**BRIEF:** Take each line that has the word "ylabel" and return it.

**MATERIAL FOR THIS EXERCISE:**
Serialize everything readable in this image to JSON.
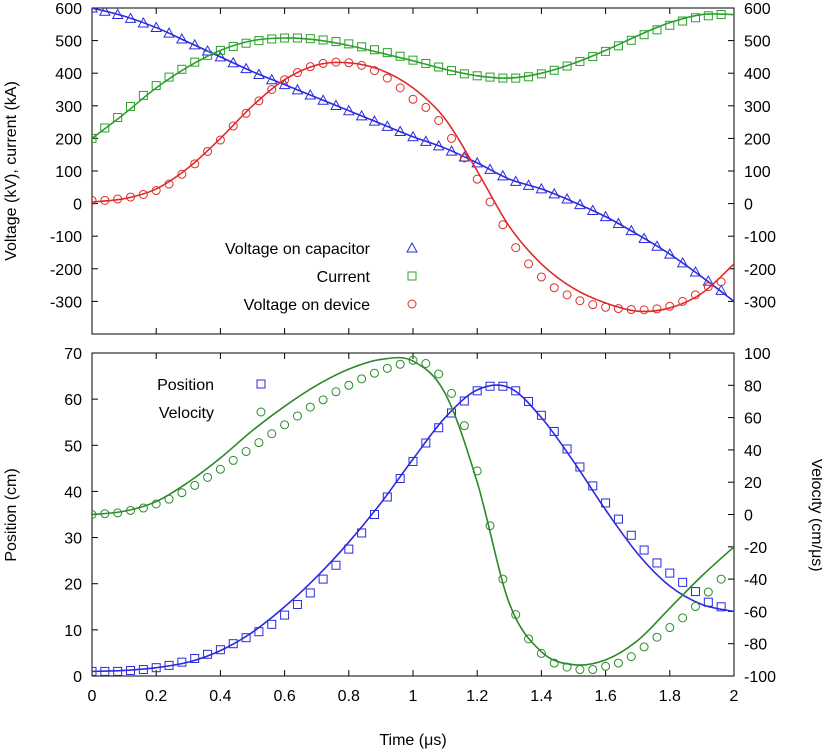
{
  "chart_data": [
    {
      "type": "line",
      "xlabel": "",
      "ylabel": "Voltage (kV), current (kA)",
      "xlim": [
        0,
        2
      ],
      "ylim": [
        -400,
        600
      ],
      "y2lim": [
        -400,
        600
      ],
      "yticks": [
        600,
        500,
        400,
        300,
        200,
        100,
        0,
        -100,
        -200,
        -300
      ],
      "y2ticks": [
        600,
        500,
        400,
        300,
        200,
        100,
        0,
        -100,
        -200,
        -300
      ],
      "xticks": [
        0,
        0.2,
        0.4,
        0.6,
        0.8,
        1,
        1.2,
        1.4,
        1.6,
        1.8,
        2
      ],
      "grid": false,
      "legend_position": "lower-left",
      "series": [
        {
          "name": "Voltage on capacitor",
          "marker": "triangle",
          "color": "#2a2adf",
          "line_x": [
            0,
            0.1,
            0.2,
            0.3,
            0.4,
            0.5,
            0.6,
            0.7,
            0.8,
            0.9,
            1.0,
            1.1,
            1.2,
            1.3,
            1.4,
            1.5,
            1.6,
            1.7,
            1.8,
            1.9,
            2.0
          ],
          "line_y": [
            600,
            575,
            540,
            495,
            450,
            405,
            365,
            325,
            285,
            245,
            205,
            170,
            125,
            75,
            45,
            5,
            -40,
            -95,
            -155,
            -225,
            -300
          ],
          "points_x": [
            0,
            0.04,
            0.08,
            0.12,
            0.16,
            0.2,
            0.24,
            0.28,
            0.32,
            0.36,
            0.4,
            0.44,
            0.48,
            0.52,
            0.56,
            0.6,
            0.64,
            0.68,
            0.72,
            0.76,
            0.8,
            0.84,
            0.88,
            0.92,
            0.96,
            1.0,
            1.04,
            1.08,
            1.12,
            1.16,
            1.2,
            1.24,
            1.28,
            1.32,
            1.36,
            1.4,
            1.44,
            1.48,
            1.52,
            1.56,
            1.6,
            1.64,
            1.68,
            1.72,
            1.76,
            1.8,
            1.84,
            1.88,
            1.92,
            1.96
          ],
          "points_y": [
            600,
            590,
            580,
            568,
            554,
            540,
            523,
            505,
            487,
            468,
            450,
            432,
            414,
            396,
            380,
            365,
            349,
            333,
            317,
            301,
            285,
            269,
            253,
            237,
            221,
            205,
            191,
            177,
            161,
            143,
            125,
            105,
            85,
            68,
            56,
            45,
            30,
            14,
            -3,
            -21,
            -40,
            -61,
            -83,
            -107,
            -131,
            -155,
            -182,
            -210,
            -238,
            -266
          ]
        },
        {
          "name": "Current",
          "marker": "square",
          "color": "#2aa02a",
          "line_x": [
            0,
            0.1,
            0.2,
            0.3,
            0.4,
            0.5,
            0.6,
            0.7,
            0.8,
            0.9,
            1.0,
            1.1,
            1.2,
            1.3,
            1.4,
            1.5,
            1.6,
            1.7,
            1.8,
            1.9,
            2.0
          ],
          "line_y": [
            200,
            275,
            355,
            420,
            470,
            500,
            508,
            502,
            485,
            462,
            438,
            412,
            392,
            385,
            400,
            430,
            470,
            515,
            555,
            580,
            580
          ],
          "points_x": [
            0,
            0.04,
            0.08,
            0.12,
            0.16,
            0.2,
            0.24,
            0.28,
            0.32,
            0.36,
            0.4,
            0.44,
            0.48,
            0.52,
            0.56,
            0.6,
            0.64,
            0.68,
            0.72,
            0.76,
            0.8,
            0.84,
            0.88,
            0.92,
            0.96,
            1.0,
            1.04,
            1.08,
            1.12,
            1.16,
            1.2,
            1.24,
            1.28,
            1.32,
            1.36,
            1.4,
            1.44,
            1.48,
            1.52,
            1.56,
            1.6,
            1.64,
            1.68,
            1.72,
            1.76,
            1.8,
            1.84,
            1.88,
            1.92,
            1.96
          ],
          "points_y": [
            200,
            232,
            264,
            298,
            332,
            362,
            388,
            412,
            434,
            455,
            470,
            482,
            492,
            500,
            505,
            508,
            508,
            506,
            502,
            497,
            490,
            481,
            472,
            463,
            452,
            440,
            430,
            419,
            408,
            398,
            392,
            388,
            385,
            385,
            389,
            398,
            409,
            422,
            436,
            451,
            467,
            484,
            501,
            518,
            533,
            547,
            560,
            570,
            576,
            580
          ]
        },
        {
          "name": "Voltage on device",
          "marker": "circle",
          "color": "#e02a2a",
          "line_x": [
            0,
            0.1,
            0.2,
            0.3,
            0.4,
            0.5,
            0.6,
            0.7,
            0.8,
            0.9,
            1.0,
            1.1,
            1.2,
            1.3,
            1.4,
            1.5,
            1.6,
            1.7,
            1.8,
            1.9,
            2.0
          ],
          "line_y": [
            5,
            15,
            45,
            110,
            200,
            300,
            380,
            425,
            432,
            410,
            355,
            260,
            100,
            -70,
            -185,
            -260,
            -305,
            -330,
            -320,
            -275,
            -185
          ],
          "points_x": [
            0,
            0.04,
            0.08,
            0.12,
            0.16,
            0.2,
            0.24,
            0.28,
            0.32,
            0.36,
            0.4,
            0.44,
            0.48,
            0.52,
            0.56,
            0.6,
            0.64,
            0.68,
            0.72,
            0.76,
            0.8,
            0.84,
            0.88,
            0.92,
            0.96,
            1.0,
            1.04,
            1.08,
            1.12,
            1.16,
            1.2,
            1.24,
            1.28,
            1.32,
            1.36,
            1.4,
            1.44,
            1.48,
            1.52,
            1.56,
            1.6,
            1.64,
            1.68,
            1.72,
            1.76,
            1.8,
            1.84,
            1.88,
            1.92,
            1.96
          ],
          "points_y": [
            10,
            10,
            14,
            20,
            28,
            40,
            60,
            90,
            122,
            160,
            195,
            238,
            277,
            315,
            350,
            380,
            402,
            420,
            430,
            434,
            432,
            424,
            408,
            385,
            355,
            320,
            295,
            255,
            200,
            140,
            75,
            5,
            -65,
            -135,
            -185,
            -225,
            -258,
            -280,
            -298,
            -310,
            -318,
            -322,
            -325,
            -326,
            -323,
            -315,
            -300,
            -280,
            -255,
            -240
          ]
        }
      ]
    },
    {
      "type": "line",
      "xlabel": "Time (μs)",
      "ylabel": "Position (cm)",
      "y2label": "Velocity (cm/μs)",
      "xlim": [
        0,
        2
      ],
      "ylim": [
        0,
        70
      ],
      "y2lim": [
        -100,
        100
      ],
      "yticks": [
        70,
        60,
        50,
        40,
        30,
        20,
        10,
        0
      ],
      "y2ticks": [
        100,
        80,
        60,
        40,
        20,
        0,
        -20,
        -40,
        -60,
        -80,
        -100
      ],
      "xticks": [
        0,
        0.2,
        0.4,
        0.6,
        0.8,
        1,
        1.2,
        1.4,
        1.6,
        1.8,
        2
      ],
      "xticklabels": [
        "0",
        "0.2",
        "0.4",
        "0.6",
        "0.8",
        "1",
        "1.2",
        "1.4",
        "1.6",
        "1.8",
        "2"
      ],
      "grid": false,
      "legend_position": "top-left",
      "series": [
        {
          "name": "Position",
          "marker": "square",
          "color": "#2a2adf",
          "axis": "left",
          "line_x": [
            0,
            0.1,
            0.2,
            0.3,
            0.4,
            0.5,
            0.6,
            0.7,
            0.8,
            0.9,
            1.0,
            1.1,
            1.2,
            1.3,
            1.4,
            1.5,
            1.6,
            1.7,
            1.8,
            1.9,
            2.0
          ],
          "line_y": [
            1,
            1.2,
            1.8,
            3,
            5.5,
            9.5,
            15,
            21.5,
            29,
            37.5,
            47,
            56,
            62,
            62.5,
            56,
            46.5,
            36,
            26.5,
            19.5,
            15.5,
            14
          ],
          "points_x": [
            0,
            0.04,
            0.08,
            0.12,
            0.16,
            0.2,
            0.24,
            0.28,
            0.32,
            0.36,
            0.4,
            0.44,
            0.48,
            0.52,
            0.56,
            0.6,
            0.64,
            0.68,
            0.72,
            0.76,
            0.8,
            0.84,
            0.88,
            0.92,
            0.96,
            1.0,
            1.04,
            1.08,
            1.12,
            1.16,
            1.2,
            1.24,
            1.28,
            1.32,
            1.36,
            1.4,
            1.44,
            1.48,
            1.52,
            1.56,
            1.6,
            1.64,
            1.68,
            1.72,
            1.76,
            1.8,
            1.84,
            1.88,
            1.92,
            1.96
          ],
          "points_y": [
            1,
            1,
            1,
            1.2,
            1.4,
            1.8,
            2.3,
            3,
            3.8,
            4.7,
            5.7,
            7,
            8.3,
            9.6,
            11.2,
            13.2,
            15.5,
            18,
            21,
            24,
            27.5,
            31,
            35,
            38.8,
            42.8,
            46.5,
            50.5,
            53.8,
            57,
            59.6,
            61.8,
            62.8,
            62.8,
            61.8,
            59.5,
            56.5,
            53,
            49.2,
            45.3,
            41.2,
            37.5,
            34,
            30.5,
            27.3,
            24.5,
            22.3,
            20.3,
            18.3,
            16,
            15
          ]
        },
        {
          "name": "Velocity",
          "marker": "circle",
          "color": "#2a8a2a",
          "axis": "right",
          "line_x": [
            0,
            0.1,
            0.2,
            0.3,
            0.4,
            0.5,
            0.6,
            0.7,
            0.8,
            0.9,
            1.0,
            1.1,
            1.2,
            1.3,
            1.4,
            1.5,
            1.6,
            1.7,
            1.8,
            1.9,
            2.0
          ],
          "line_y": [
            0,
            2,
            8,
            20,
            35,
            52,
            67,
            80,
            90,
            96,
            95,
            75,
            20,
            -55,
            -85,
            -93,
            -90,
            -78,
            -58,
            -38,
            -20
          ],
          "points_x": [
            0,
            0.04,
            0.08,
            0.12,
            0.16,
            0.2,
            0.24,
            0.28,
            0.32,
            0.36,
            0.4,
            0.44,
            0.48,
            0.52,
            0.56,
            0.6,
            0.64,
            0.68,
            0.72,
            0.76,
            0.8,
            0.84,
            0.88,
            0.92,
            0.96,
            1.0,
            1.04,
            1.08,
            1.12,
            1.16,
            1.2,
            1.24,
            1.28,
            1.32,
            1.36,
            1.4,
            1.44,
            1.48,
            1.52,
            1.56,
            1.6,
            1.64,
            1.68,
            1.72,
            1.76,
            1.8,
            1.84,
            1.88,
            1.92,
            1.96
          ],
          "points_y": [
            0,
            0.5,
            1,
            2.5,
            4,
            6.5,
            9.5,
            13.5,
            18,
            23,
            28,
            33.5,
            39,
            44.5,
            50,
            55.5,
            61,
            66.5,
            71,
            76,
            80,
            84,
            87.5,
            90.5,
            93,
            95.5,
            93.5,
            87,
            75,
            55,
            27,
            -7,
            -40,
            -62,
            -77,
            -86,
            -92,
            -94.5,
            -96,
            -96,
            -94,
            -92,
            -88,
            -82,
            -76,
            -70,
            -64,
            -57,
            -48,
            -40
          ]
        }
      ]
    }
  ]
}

--

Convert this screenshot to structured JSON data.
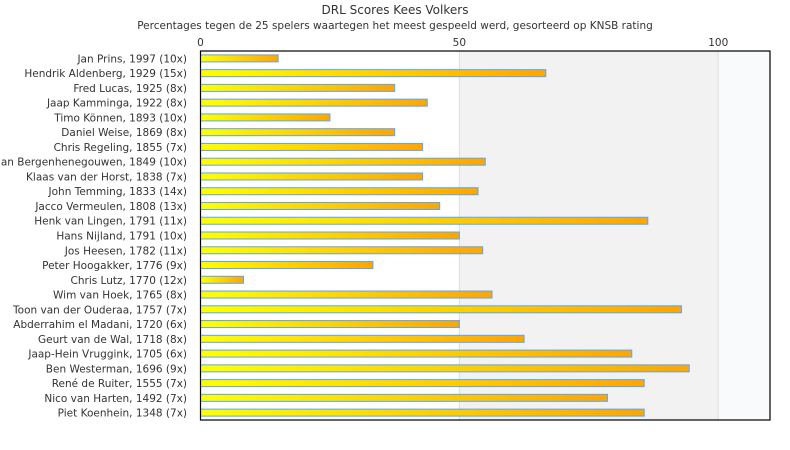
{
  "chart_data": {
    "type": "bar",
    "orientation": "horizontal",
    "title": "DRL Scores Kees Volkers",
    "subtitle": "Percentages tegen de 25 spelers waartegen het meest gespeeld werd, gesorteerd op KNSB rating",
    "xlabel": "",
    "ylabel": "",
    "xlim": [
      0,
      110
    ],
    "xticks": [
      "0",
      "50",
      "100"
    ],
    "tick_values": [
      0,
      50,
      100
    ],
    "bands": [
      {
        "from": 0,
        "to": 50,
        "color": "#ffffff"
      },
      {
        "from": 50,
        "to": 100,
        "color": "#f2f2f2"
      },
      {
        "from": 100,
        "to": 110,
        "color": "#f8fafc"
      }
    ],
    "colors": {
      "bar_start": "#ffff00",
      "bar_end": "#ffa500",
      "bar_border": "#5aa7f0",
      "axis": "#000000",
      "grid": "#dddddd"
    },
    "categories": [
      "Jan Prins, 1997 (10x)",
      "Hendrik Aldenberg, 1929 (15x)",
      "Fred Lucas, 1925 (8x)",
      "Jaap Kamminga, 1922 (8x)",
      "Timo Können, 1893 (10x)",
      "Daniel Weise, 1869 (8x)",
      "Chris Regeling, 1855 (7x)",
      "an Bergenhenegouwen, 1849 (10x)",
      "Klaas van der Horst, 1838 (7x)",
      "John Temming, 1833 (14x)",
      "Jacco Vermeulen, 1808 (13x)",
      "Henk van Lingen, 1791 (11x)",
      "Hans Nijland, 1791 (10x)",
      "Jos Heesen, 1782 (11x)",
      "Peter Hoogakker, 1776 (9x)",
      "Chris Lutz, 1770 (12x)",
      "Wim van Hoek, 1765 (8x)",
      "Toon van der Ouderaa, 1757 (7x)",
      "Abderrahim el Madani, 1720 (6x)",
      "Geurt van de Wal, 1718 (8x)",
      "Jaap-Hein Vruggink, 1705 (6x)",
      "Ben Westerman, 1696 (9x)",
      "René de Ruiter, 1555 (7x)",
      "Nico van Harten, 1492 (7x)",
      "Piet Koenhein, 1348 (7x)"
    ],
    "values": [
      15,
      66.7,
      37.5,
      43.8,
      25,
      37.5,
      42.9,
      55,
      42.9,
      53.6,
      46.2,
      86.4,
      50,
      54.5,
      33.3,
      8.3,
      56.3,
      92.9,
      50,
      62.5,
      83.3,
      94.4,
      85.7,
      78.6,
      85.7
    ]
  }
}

--

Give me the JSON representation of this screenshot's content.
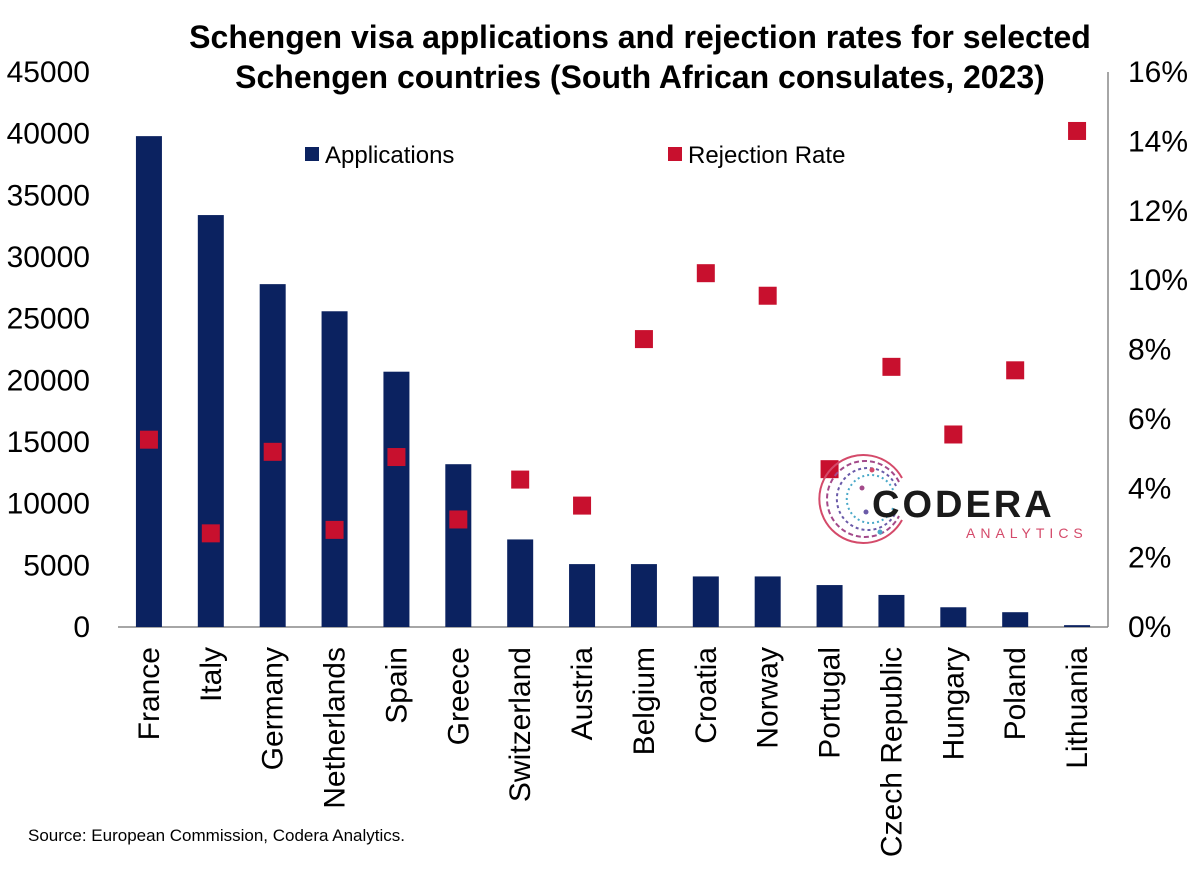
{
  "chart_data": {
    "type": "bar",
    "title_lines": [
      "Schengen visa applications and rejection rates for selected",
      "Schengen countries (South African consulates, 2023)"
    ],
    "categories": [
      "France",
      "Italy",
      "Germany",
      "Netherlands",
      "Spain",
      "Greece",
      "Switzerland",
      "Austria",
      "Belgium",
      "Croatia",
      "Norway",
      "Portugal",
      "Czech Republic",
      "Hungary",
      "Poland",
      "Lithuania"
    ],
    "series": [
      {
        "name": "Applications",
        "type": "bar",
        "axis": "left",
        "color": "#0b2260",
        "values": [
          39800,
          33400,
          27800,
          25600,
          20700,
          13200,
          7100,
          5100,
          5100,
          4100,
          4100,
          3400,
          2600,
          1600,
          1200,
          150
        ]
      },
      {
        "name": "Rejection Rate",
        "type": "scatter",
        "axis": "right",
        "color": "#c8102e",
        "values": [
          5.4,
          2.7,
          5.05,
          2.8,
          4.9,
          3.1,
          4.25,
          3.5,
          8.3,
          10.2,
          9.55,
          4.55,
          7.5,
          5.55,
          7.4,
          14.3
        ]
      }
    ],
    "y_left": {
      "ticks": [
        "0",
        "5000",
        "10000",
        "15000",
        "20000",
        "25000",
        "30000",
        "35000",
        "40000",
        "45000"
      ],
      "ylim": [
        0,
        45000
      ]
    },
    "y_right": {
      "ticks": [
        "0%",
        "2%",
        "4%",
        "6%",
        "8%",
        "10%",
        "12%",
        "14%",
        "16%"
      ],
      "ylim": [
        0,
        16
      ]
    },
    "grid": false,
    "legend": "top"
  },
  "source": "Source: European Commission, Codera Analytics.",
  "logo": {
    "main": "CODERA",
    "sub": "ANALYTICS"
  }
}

**FINAL RESULT:**
      "ylabel": "Voltage (kV), current (kA)",
      "ylabel": "Position (cm)",
    "ylabel": "",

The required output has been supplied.